**EXERCISE DATA:**
-- start --

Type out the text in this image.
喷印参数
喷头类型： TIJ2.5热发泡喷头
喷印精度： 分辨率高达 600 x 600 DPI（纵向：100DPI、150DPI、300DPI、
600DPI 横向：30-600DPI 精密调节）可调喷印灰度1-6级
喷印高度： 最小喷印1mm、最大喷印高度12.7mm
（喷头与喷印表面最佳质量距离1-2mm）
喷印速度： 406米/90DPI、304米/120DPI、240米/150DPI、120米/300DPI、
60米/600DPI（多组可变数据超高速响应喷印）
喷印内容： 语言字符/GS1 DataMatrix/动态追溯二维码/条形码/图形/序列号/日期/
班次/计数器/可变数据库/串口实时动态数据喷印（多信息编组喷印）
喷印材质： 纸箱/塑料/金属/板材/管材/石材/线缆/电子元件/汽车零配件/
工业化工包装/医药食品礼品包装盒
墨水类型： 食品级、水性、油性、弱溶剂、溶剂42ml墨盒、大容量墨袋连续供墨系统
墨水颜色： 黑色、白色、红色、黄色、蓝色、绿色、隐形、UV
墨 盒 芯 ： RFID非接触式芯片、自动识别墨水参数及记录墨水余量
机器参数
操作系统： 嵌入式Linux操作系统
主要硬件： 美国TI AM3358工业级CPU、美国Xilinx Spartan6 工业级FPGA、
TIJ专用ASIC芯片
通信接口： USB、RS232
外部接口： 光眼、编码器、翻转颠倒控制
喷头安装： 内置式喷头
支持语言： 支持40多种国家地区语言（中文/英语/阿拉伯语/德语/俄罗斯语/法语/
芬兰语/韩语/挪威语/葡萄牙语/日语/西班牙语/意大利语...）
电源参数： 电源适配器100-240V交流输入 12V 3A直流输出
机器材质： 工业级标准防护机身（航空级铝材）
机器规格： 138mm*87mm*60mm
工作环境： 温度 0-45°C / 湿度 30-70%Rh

-- end --

**GIVEN INSTRUCTION:**
Reproduce the complete set of lines precisely as supplied.

**OUTPUT OF THE TASK:**
Type out the text in this image.
喷印参数
喷头类型： TIJ2.5热发泡喷头
喷印精度： 分辨率高达 600 x 600 DPI（纵向：100DPI、150DPI、300DPI、
600DPI 横向：30-600DPI 精密调节）可调喷印灰度1-6级
喷印高度： 最小喷印1mm、最大喷印高度12.7mm
（喷头与喷印表面最佳质量距离1-2mm）
喷印速度： 406米/90DPI、304米/120DPI、240米/150DPI、120米/300DPI、
60米/600DPI（多组可变数据超高速响应喷印）
喷印内容： 语言字符/GS1 DataMatrix/动态追溯二维码/条形码/图形/序列号/日期/
班次/计数器/可变数据库/串口实时动态数据喷印（多信息编组喷印）
喷印材质： 纸箱/塑料/金属/板材/管材/石材/线缆/电子元件/汽车零配件/
工业化工包装/医药食品礼品包装盒
墨水类型： 食品级、水性、油性、弱溶剂、溶剂42ml墨盒、大容量墨袋连续供墨系统
墨水颜色： 黑色、白色、红色、黄色、蓝色、绿色、隐形、UV
墨 盒 芯 ： RFID非接触式芯片、自动识别墨水参数及记录墨水余量
机器参数
操作系统： 嵌入式Linux操作系统
主要硬件： 美国TI AM3358工业级CPU、美国Xilinx Spartan6 工业级FPGA、
TIJ专用ASIC芯片
通信接口： USB、RS232
外部接口： 光眼、编码器、翻转颠倒控制
喷头安装： 内置式喷头
支持语言： 支持40多种国家地区语言（中文/英语/阿拉伯语/德语/俄罗斯语/法语/
芬兰语/韩语/挪威语/葡萄牙语/日语/西班牙语/意大利语...）
电源参数： 电源适配器100-240V交流输入 12V 3A直流输出
机器材质： 工业级标准防护机身（航空级铝材）
机器规格： 138mm*87mm*60mm
工作环境： 温度 0-45°C / 湿度 30-70%Rh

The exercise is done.